**Brief:**
Pick out each line of the records that includes the string "title", and copy it.

**Input rows:**
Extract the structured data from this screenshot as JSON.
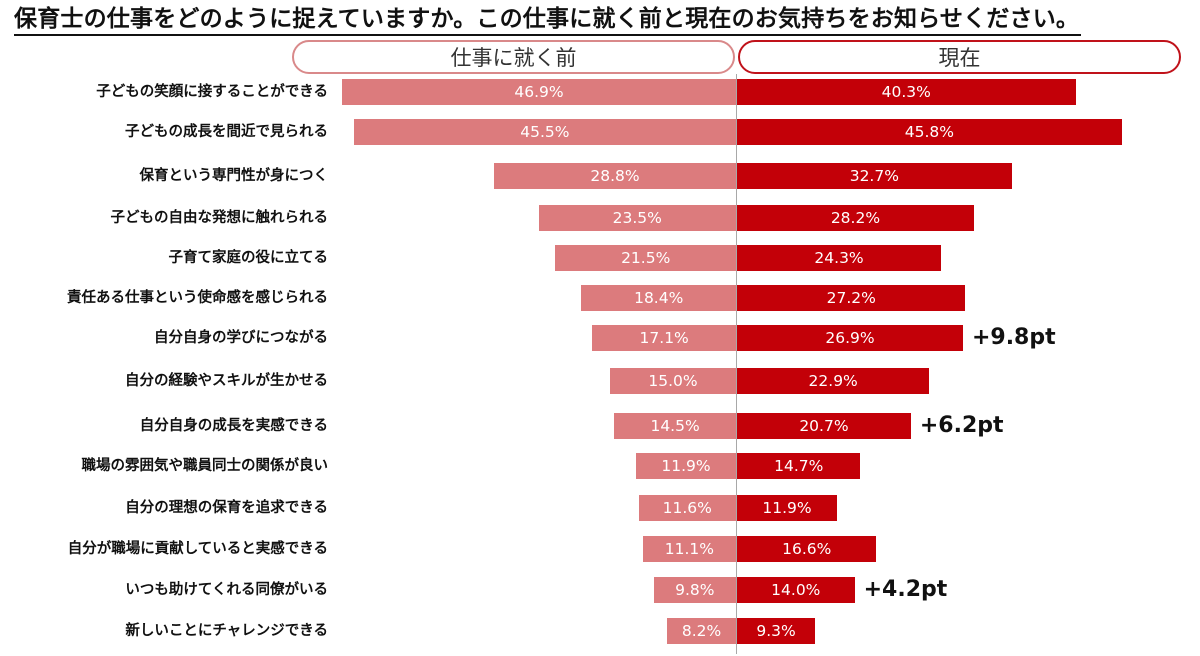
{
  "title": "保育士の仕事をどのように捉えていますか。この仕事に就く前と現在のお気持ちをお知らせください。",
  "legend": {
    "before": "仕事に就く前",
    "now": "現在"
  },
  "colors": {
    "before": "#dc7b7d",
    "now": "#c30008",
    "axis": "#a8a8a8"
  },
  "chart_data": {
    "type": "bar",
    "orientation": "horizontal-diverging",
    "title": "保育士の仕事をどのように捉えていますか。この仕事に就く前と現在のお気持ちをお知らせください。",
    "xlabel": "",
    "ylabel": "",
    "unit": "%",
    "grid": false,
    "legend_position": "top",
    "categories": [
      "子どもの笑顔に接することができる",
      "子どもの成長を間近で見られる",
      "保育という専門性が身につく",
      "子どもの自由な発想に触れられる",
      "子育て家庭の役に立てる",
      "責任ある仕事という使命感を感じられる",
      "自分自身の学びにつながる",
      "自分の経験やスキルが生かせる",
      "自分自身の成長を実感できる",
      "職場の雰囲気や職員同士の関係が良い",
      "自分の理想の保育を追求できる",
      "自分が職場に貢献していると実感できる",
      "いつも助けてくれる同僚がいる",
      "新しいことにチャレンジできる"
    ],
    "series": [
      {
        "name": "仕事に就く前",
        "values": [
          46.9,
          45.5,
          28.8,
          23.5,
          21.5,
          18.4,
          17.1,
          15.0,
          14.5,
          11.9,
          11.6,
          11.1,
          9.8,
          8.2
        ]
      },
      {
        "name": "現在",
        "values": [
          40.3,
          45.8,
          32.7,
          28.2,
          24.3,
          27.2,
          26.9,
          22.9,
          20.7,
          14.7,
          11.9,
          16.6,
          14.0,
          9.3
        ]
      }
    ],
    "annotations": [
      {
        "category": "自分自身の学びにつながる",
        "text": "+9.8pt"
      },
      {
        "category": "自分自身の成長を実感できる",
        "text": "+6.2pt"
      },
      {
        "category": "いつも助けてくれる同僚がいる",
        "text": "+4.2pt"
      }
    ]
  },
  "rows": [
    {
      "label": "子どもの笑顔に接することができる",
      "before": "46.9%",
      "now": "40.3%",
      "delta": ""
    },
    {
      "label": "子どもの成長を間近で見られる",
      "before": "45.5%",
      "now": "45.8%",
      "delta": ""
    },
    {
      "label": "保育という専門性が身につく",
      "before": "28.8%",
      "now": "32.7%",
      "delta": ""
    },
    {
      "label": "子どもの自由な発想に触れられる",
      "before": "23.5%",
      "now": "28.2%",
      "delta": ""
    },
    {
      "label": "子育て家庭の役に立てる",
      "before": "21.5%",
      "now": "24.3%",
      "delta": ""
    },
    {
      "label": "責任ある仕事という使命感を感じられる",
      "before": "18.4%",
      "now": "27.2%",
      "delta": ""
    },
    {
      "label": "自分自身の学びにつながる",
      "before": "17.1%",
      "now": "26.9%",
      "delta": "+9.8pt"
    },
    {
      "label": "自分の経験やスキルが生かせる",
      "before": "15.0%",
      "now": "22.9%",
      "delta": ""
    },
    {
      "label": "自分自身の成長を実感できる",
      "before": "14.5%",
      "now": "20.7%",
      "delta": "+6.2pt"
    },
    {
      "label": "職場の雰囲気や職員同士の関係が良い",
      "before": "11.9%",
      "now": "14.7%",
      "delta": ""
    },
    {
      "label": "自分の理想の保育を追求できる",
      "before": "11.6%",
      "now": "11.9%",
      "delta": ""
    },
    {
      "label": "自分が職場に貢献していると実感できる",
      "before": "11.1%",
      "now": "16.6%",
      "delta": ""
    },
    {
      "label": "いつも助けてくれる同僚がいる",
      "before": "9.8%",
      "now": "14.0%",
      "delta": "+4.2pt"
    },
    {
      "label": "新しいことにチャレンジできる",
      "before": "8.2%",
      "now": "9.3%",
      "delta": ""
    }
  ]
}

**Answer for this exercise:**
  "title": "保育士の仕事をどのように捉えていますか。この仕事に就く前と現在のお気持ちをお知らせください。",
    "title": "保育士の仕事をどのように捉えていますか。この仕事に就く前と現在のお気持ちをお知らせください。",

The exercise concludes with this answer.